Collect from the data below each line with "üzrə".

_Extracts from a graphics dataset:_

----

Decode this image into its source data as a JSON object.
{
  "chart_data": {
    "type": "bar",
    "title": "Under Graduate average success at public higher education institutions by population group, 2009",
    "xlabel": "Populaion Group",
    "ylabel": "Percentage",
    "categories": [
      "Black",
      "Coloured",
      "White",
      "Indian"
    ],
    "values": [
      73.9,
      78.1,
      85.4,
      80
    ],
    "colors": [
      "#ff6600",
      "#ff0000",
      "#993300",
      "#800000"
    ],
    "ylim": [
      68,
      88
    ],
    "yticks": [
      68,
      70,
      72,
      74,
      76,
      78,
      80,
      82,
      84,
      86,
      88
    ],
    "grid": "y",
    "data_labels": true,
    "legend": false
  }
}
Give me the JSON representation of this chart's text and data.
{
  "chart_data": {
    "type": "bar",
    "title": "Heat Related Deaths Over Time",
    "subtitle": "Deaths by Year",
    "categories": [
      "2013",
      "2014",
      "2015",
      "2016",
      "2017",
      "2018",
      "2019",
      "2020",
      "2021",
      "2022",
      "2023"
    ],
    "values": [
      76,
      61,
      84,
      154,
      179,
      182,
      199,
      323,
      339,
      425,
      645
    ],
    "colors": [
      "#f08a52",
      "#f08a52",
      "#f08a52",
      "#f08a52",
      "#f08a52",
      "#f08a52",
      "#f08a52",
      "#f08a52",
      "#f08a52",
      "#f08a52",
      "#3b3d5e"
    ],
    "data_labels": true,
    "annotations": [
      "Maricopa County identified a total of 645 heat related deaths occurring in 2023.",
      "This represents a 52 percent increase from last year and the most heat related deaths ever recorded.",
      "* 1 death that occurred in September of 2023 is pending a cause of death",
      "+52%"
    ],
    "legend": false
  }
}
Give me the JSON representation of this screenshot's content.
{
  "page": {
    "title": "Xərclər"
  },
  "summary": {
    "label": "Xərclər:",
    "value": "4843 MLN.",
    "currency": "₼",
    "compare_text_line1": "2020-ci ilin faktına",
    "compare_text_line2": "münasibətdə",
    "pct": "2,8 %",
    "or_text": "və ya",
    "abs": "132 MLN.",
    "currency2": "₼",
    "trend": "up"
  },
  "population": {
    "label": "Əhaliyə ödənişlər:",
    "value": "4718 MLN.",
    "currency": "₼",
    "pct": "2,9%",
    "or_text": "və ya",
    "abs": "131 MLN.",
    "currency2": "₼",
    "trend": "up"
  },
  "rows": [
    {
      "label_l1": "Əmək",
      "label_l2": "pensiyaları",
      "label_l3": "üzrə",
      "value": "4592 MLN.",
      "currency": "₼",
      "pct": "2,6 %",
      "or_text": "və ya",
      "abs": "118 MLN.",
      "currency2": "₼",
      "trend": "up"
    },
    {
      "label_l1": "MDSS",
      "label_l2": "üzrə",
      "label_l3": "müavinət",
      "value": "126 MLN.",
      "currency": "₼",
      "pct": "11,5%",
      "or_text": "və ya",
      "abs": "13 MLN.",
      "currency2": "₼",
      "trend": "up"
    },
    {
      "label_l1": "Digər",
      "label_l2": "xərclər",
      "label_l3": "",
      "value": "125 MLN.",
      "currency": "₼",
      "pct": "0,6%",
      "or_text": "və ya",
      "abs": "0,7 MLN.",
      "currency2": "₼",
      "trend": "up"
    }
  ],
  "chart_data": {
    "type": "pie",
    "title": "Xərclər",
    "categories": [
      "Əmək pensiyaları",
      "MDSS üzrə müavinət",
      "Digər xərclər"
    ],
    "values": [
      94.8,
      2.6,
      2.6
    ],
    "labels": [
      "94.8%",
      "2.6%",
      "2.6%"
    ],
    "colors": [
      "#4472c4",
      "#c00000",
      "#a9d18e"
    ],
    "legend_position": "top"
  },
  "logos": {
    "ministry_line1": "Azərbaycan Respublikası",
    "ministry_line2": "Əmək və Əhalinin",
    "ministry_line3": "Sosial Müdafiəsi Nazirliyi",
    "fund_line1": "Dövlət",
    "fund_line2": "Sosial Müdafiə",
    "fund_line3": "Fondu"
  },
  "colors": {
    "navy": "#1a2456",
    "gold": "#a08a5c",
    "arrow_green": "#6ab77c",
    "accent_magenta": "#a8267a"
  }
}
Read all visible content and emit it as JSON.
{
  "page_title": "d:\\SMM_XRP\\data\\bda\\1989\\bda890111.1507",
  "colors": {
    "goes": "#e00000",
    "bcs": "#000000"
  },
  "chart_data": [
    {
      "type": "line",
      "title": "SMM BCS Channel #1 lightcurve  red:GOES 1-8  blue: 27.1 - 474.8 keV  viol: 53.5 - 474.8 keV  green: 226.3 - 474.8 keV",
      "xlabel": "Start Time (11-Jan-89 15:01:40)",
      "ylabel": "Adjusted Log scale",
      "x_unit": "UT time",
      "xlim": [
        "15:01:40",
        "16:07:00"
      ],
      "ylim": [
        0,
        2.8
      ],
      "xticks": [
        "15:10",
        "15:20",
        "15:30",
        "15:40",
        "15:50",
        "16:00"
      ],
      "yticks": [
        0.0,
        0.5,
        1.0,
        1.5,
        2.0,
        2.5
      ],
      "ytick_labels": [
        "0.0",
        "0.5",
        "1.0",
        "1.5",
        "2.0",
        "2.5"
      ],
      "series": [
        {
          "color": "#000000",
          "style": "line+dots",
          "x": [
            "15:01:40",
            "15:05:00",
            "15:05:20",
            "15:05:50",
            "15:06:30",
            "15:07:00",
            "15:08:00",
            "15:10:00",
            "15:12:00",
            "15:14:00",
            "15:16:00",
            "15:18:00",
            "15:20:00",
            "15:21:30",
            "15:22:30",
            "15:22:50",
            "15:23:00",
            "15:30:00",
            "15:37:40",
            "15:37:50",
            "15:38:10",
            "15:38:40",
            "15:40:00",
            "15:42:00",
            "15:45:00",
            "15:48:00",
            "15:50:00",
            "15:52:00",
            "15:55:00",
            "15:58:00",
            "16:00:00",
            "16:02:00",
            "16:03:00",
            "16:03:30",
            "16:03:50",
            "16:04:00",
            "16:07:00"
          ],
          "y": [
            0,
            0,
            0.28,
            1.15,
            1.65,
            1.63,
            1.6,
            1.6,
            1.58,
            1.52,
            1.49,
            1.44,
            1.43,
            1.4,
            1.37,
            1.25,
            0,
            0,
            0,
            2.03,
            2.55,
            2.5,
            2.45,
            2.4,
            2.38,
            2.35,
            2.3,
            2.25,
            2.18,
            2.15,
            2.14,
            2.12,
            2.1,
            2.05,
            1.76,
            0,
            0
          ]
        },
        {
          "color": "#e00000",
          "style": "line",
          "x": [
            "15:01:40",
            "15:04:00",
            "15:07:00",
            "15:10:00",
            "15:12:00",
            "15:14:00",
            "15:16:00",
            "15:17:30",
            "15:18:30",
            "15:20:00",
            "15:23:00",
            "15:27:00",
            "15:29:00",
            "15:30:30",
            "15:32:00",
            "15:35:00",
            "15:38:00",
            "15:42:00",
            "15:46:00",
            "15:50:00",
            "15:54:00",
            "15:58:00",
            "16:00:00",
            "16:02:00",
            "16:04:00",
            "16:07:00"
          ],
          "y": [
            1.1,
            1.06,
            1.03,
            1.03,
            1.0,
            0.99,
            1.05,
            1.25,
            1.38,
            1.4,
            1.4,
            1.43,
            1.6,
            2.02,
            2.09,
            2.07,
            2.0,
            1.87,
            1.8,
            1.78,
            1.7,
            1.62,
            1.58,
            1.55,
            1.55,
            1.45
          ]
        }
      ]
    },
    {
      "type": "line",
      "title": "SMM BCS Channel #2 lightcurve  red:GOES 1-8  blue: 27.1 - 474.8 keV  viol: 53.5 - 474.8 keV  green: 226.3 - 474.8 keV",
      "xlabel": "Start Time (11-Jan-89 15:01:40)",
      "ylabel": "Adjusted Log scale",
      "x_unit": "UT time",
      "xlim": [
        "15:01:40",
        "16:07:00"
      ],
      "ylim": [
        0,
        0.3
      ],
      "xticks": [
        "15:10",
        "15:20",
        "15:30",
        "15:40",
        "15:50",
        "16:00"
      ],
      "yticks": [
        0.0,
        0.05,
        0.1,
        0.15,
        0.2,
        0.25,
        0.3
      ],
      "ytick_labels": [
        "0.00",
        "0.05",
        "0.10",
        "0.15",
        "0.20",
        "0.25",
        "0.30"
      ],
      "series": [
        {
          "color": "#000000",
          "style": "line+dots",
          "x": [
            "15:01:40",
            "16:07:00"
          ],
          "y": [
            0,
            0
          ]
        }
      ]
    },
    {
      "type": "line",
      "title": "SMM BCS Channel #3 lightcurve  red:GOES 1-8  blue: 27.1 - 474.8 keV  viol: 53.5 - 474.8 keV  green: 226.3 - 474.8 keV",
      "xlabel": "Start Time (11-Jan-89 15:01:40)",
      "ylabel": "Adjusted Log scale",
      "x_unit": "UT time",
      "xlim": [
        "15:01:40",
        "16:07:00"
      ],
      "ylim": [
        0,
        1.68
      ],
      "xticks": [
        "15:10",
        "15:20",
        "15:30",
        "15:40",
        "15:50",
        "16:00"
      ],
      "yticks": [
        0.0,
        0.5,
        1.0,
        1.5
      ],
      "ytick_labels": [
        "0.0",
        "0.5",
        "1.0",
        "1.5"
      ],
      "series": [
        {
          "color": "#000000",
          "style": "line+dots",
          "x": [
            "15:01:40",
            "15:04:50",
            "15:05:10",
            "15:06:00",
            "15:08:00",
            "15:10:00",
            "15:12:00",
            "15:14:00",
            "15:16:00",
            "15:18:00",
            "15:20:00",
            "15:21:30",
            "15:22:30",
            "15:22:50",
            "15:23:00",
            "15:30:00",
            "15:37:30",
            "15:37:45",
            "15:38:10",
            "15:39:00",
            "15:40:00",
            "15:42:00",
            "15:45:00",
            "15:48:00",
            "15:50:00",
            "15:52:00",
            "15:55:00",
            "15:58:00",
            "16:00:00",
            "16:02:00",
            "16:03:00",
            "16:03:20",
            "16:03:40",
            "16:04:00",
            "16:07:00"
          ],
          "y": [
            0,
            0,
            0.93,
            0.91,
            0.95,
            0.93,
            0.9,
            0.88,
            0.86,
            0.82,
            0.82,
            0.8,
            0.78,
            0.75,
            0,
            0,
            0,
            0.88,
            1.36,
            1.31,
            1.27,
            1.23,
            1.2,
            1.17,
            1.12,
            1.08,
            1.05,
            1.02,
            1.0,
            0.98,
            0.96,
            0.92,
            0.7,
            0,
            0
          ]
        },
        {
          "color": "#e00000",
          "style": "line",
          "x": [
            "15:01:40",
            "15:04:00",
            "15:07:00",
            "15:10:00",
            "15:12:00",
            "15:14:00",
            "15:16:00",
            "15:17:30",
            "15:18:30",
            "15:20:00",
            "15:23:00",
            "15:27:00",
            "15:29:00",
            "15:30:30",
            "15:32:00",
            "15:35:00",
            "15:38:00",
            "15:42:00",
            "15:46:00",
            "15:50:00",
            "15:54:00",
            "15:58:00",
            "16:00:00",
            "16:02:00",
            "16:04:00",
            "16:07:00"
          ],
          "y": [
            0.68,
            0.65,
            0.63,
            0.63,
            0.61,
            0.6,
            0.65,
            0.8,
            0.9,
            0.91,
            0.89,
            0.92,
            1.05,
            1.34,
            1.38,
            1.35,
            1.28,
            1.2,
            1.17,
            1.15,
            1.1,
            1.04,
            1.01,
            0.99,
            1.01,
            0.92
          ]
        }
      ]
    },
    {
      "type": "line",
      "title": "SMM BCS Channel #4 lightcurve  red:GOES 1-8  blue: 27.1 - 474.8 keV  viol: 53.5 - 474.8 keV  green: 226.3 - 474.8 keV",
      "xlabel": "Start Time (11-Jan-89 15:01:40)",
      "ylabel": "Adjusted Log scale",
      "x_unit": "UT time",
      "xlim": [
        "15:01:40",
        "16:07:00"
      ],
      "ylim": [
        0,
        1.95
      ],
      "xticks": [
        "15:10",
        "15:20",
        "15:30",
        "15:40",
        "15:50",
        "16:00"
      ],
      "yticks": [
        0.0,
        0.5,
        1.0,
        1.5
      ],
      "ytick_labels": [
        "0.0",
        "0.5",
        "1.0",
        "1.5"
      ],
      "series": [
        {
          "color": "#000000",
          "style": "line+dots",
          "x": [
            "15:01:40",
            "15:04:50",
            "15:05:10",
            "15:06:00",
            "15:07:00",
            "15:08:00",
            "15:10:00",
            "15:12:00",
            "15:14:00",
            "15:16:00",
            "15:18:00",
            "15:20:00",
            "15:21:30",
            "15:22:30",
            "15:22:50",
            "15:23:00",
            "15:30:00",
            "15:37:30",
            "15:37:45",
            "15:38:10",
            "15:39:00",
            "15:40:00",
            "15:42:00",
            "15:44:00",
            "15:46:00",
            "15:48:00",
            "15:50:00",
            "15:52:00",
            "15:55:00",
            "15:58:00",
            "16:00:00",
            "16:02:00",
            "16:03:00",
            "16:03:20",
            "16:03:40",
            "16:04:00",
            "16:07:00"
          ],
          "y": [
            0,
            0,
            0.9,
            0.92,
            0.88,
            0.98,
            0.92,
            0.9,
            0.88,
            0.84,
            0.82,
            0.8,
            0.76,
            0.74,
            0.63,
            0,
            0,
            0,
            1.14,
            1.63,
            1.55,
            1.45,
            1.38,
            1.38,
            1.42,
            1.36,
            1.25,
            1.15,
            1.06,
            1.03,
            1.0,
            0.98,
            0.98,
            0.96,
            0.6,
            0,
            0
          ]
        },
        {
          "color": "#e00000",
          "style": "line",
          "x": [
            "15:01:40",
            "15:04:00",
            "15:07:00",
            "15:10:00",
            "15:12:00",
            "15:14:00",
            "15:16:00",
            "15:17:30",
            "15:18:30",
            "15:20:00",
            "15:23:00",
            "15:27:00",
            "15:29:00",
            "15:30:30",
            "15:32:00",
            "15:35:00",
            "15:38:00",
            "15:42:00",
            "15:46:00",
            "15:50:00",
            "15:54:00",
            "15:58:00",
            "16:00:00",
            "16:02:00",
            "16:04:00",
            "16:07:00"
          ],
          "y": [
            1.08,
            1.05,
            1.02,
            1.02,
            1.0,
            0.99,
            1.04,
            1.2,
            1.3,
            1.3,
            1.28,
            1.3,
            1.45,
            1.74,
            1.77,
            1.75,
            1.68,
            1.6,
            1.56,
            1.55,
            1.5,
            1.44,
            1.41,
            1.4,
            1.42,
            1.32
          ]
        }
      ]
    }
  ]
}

----

_Complete answer:_
      "label_l3": "üzrə",
      "label_l2": "üzrə",
      "MDSS üzrə müavinət",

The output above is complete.